_Directions for this task_.
Locate the string "MENU" in the listing below. Copy every line where it is found.

==== Given records ====

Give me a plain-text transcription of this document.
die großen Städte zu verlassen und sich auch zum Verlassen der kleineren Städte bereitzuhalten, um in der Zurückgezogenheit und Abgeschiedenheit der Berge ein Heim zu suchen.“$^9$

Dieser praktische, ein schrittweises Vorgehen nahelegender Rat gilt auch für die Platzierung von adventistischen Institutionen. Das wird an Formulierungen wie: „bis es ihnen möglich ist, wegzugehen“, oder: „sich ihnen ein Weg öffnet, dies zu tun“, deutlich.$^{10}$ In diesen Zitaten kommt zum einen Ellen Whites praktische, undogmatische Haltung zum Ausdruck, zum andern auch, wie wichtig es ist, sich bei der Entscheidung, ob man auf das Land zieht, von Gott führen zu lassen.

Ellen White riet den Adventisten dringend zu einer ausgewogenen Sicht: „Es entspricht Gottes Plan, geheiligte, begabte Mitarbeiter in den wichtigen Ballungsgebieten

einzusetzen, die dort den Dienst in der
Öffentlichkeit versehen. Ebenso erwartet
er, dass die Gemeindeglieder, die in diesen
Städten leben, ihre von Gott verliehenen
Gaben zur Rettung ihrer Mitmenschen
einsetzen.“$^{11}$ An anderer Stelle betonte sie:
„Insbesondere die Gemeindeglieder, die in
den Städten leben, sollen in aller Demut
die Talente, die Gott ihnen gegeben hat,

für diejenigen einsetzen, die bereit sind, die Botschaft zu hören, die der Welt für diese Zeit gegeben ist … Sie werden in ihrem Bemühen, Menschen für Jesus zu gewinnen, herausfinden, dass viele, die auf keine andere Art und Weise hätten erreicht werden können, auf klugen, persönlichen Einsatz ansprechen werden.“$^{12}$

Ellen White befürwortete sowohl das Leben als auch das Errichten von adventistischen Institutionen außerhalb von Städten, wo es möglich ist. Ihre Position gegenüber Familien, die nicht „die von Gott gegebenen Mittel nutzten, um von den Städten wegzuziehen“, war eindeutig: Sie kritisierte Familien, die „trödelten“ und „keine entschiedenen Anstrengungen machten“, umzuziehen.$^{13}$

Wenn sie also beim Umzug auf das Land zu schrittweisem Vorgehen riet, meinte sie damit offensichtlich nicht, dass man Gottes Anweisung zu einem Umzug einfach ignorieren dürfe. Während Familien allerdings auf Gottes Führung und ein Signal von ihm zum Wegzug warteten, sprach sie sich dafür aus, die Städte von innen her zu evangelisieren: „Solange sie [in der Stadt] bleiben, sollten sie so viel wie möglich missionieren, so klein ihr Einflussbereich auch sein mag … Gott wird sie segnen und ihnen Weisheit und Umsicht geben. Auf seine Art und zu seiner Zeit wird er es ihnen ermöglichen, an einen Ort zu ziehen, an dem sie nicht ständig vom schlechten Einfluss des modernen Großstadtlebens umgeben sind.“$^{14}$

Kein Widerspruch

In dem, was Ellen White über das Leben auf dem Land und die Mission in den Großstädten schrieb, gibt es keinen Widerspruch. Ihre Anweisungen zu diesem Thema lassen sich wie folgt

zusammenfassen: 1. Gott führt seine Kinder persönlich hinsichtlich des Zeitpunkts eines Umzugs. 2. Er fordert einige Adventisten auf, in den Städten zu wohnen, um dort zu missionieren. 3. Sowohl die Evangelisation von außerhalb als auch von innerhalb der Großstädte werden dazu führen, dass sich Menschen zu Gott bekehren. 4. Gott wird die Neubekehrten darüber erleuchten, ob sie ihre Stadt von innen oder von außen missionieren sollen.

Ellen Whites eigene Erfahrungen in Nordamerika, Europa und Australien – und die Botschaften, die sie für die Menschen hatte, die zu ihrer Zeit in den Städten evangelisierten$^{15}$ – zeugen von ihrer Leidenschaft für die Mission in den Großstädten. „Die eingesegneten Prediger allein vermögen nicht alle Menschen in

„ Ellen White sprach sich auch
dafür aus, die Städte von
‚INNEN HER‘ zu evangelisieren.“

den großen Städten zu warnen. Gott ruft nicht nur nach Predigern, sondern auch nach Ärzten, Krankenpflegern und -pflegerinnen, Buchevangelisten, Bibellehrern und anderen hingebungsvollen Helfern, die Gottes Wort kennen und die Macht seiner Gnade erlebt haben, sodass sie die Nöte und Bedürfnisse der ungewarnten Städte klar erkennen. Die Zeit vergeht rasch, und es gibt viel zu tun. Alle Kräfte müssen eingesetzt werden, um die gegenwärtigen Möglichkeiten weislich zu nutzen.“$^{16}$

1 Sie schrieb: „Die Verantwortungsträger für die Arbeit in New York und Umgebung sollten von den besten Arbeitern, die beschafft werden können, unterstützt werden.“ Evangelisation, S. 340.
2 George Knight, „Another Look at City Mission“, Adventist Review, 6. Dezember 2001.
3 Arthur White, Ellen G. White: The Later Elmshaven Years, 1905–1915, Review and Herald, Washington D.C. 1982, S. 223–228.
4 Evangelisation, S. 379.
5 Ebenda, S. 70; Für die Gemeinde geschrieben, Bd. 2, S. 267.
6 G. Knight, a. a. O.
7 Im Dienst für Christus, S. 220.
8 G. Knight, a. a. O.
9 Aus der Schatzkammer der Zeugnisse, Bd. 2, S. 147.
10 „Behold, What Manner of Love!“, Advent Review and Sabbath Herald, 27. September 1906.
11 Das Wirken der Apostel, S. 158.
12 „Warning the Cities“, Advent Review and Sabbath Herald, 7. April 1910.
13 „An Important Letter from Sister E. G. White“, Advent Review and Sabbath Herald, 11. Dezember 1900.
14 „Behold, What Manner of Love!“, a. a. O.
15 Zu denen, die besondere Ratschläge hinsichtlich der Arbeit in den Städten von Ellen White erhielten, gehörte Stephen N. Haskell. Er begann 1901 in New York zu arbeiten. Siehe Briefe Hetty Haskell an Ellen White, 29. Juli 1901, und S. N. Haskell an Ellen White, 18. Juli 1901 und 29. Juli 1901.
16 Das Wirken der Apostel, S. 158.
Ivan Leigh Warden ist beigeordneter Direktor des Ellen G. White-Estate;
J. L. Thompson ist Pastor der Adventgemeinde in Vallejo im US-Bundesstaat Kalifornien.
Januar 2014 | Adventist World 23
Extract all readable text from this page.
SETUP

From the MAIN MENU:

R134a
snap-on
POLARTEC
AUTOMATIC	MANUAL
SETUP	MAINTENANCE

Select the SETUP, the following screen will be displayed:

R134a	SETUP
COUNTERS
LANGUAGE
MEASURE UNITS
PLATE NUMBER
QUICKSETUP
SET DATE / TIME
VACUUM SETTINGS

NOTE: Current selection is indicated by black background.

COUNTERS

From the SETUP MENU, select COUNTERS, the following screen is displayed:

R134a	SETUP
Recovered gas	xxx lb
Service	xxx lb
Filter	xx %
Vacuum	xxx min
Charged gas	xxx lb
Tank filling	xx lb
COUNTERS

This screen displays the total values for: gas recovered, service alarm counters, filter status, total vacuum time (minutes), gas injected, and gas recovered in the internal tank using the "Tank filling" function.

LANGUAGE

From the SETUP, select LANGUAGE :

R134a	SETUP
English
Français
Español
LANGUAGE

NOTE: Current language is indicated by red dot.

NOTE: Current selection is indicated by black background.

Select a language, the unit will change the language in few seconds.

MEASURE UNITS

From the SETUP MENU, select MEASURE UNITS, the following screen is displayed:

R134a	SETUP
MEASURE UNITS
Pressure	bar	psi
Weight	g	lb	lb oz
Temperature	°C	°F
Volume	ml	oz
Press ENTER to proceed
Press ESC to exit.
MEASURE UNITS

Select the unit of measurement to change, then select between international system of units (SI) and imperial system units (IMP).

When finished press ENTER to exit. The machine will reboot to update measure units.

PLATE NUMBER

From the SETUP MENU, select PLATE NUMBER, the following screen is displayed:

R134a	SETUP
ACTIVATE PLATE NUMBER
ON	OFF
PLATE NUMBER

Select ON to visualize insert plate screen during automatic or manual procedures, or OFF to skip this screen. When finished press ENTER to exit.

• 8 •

====

_The answer_.
From the MAIN MENU:
From the SETUP MENU, select COUNTERS, the following screen is displayed:
From the SETUP MENU, select MEASURE UNITS, the following screen is displayed:
From the SETUP MENU, select PLATE NUMBER, the following screen is displayed:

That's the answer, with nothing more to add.